Give the number of lines in this listing that contain the word "Wizard", and nothing else.
-- START OF DATA LINES --
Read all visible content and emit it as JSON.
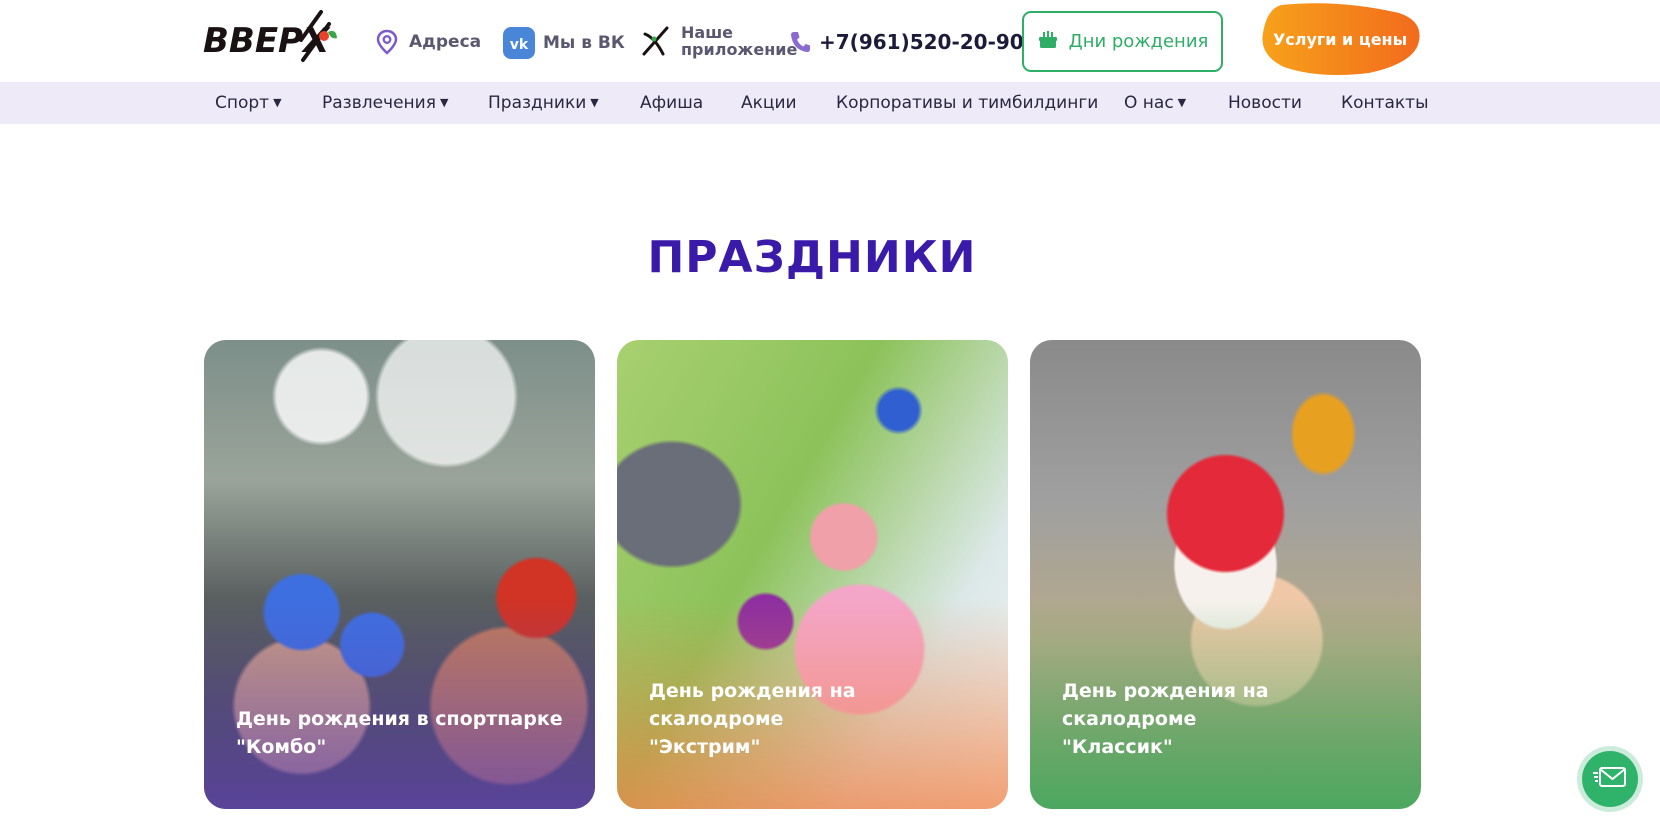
{
  "header": {
    "logo_text": "ВВЕРХ",
    "address_label": "Адреса",
    "vk_label": "Мы в ВК",
    "app_label_line1": "Наше",
    "app_label_line2": "приложение",
    "phone": "+7(961)520-20-90",
    "birthday_button": "Дни рождения",
    "services_button": "Услуги и цены"
  },
  "nav": {
    "items": [
      {
        "label": "Спорт",
        "dropdown": true
      },
      {
        "label": "Развлечения",
        "dropdown": true
      },
      {
        "label": "Праздники",
        "dropdown": true
      },
      {
        "label": "Афиша",
        "dropdown": false
      },
      {
        "label": "Акции",
        "dropdown": false
      },
      {
        "label": "Корпоративы и тимбилдинги",
        "dropdown": false
      },
      {
        "label": "О нас",
        "dropdown": true
      },
      {
        "label": "Новости",
        "dropdown": false
      },
      {
        "label": "Контакты",
        "dropdown": false
      }
    ]
  },
  "main": {
    "title": "ПРАЗДНИКИ",
    "cards": [
      {
        "line1": "День рождения в спортпарке",
        "line2": "\"Комбо\""
      },
      {
        "line1": "День рождения на скалодроме",
        "line2": "\"Экстрим\""
      },
      {
        "line1": "День рождения на скалодроме",
        "line2": "\"Классик\""
      }
    ]
  },
  "icons": {
    "address": "map-pin-icon",
    "vk": "vk-logo-icon",
    "app": "app-logo-icon",
    "phone": "phone-icon",
    "birthday": "cake-icon",
    "floating": "mail-icon"
  },
  "colors": {
    "accent_purple": "#3a1aa8",
    "nav_bg": "#eeeaf8",
    "green": "#2fae67",
    "orange_start": "#f7a11a",
    "orange_end": "#f26b1d",
    "vk_blue": "#4a86d8"
  }
}
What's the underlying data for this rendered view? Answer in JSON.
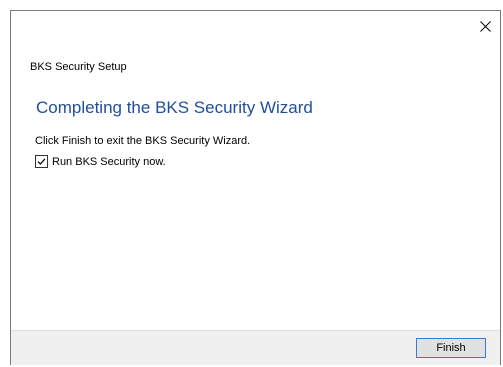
{
  "window": {
    "app_title": "BKS Security Setup",
    "heading": "Completing the BKS Security Wizard",
    "description": "Click Finish to exit the BKS Security Wizard.",
    "run_checkbox": {
      "label": "Run BKS Security now.",
      "checked": true
    },
    "finish_label": "Finish",
    "close_icon": "close-icon"
  },
  "colors": {
    "heading": "#1f4e9c",
    "footer_bg": "#f0f0f0",
    "button_border": "#3c78d8"
  }
}
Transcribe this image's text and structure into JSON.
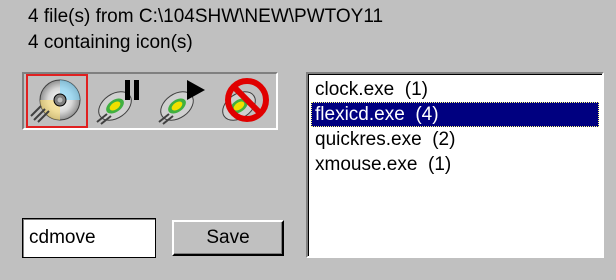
{
  "info": {
    "line1": "4 file(s) from C:\\104SHW\\NEW\\PWTOY11",
    "line2": "4 containing icon(s)"
  },
  "icons": [
    {
      "name": "cd-disc-icon",
      "selected": true
    },
    {
      "name": "cd-disc-pause-icon",
      "selected": false
    },
    {
      "name": "cd-disc-play-icon",
      "selected": false
    },
    {
      "name": "cd-disc-prohibited-icon",
      "selected": false
    }
  ],
  "files": [
    {
      "label": "clock.exe  (1)",
      "selected": false
    },
    {
      "label": "flexicd.exe  (4)",
      "selected": true
    },
    {
      "label": "quickres.exe  (2)",
      "selected": false
    },
    {
      "label": "xmouse.exe  (1)",
      "selected": false
    }
  ],
  "name_input": {
    "value": "cdmove"
  },
  "save_label": "Save",
  "colors": {
    "face": "#c0c0c0",
    "selection": "#000080",
    "icon_highlight": "#e02020"
  }
}
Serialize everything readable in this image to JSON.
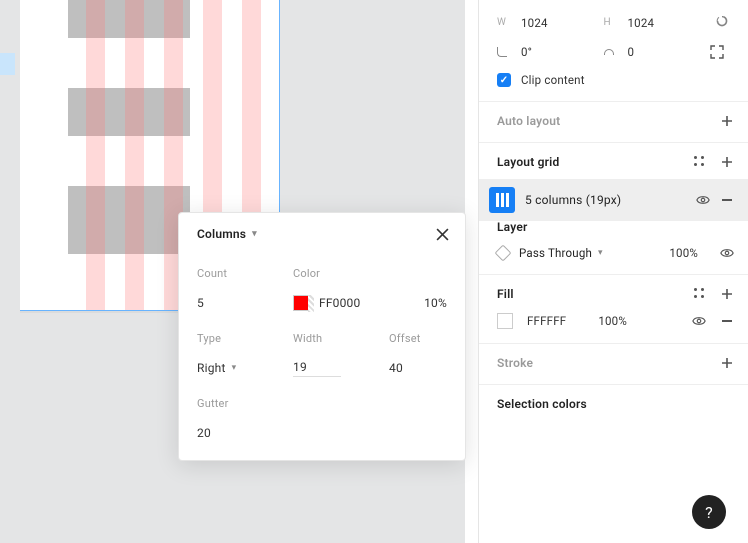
{
  "inspector": {
    "size": {
      "w_label": "W",
      "w_value": "1024",
      "h_label": "H",
      "h_value": "1024",
      "rotation": "0°",
      "corner_radius": "0"
    },
    "clip_content": "Clip content",
    "auto_layout": "Auto layout",
    "layout_grid": {
      "title": "Layout grid",
      "item": "5 columns (19px)"
    },
    "layer": {
      "title": "Layer",
      "blend": "Pass Through",
      "opacity": "100%"
    },
    "fill": {
      "title": "Fill",
      "hex": "FFFFFF",
      "opacity": "100%"
    },
    "stroke": {
      "title": "Stroke"
    },
    "selection_colors": {
      "title": "Selection colors"
    }
  },
  "popover": {
    "title": "Columns",
    "count_label": "Count",
    "count_value": "5",
    "color_label": "Color",
    "color_hex": "FF0000",
    "color_opacity": "10%",
    "type_label": "Type",
    "type_value": "Right",
    "width_label": "Width",
    "width_value": "19",
    "offset_label": "Offset",
    "offset_value": "40",
    "gutter_label": "Gutter",
    "gutter_value": "20"
  },
  "help": "?"
}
-- END OF DATA LINES --
EXERCISE OUTPUT
2